## Yazılı Görev 1
Müze haberindeki şu cümleyi İngilizceye çevirin: "Beyrut'un batı kesiminde, İsrail'in tarihi Filistin topraklarında bağımsızlığını ilan ettiği 1948'den bu yana Filistinlilerin mesken edindiği Şatilla Mülteci Kampı'nın dar sokaklarından birinde kurulan küçük müze, yerlerinden edilen Filistin halkının tarihine sessiz bir şekilde tanıklık etmeyi sürdürüyor."
## Yazılı Görev 2
Müze haberinde "Beyrut'un batı kesiminde, İsrail'in" ile başlayıp "tanıklık etmeyi sürdürüyor." ile biten bölümü hiçbir değişiklik yapmadan çıktı olarak verin.
═══ Kaynak Metin ═══
Şatilla Mülteci Kampı'ndaki "Filistin Hatıraları Müzesi" tarihe ışık tutuyor - Son Dakika
Güncel

Şatilla Mülteci Kampı'ndaki "Filistin Hatıraları Müzesi" tarihe ışık tutuyor

Lübnan'ın başkenti Beyrut'taki Şatilla Mülteci Kampı'nda tamamen bireysel çabalarla kurulan "Filistin Hatıraları Müzesi", İsrail'in onlarca yıldır işgalle unutturmaya çalıştığı Filistin tarihi ve kültürüne ışık tutuyor.

05.07.2019 12:00

MAHMUT GELDİ - Lübnan'ın başkenti Beyrut'taki Şatilla Mülteci Kampı'nda tamamen bireysel çabalarla kurulan "Filistin Hatıraları Müzesi", İsrail'in onlarca yıldır işgalle unutturmaya çalıştığı Filistin tarihi ve kültürüne ışık tutuyor.

Beyrut'un batı kesiminde, İsrail'in tarihi Filistin topraklarında bağımsızlığını ilan ettiği 1948'den bu yana Filistinlilerin mesken edindiği Şatilla Mülteci Kampı'nın dar sokaklarından birinde kurulan küçük müze, yerlerinden edilen Filistin halkının tarihine sessiz bir şekilde tanıklık etmeyi sürdürüyor.
═══ Ham Kayıtlar ═══
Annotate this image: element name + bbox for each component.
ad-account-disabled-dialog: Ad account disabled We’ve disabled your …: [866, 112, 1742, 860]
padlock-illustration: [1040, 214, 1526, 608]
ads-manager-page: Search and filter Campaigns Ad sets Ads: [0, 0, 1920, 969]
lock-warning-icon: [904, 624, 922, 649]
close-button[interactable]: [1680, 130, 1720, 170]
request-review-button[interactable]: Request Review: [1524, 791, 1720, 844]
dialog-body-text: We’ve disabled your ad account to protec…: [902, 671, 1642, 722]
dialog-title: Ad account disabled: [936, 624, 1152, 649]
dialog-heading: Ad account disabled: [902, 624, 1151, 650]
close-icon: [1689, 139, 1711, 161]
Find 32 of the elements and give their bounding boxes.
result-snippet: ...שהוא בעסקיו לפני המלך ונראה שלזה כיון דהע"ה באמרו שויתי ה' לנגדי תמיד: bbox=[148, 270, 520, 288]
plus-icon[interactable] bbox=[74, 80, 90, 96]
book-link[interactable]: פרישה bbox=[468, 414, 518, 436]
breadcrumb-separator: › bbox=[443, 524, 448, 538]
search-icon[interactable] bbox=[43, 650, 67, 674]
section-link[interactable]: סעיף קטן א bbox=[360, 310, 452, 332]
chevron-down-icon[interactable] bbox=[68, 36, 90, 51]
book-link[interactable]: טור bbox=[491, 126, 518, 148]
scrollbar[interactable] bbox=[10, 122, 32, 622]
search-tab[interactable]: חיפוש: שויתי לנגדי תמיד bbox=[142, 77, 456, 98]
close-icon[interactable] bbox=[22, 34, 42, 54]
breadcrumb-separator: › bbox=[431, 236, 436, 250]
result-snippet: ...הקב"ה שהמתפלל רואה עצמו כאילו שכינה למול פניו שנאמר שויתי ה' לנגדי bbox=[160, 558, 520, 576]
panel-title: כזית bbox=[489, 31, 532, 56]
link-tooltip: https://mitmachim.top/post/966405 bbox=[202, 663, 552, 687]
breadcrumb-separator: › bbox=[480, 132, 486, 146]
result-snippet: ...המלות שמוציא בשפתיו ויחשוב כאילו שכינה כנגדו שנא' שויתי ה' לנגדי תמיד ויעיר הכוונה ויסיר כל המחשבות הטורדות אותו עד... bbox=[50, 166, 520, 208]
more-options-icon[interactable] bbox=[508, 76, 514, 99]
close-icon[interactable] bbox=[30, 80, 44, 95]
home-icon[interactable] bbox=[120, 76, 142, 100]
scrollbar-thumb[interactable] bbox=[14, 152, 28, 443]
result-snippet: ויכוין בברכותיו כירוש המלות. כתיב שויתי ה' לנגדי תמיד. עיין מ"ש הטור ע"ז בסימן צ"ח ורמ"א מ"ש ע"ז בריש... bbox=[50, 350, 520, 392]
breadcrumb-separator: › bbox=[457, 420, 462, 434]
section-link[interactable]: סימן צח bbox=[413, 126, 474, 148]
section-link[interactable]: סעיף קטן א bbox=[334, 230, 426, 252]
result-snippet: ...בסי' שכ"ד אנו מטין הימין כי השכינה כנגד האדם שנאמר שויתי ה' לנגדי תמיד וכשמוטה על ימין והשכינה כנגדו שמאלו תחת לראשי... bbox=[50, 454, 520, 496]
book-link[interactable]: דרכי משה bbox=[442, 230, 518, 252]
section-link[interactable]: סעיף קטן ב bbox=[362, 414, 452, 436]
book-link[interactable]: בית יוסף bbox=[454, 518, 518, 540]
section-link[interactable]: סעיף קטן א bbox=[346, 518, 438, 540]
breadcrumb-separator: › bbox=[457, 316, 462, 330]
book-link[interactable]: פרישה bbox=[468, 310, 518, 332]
═══
## Eksiksiz Yanıt 1
Established on one of the narrow streets of the Shatila Refugee Camp in the western part of Beirut, where Palestinians have made their home since 1948, when Israel declared its independence on historic Palestinian land, the small museum continues to bear silent witness to the history of the displaced Palestinian people.

## Eksiksiz Yanıt 2
Beyrut'un batı kesiminde, İsrail'in tarihi Filistin topraklarında bağımsızlığını ilan ettiği 1948'den bu yana Filistinlilerin mesken edindiği Şatilla Mülteci Kampı'nın dar sokaklarından birinde kurulan küçük müze, yerlerinden edilen Filistin halkının tarihine sessiz bir şekilde tanıklık etmeyi sürdürüyor.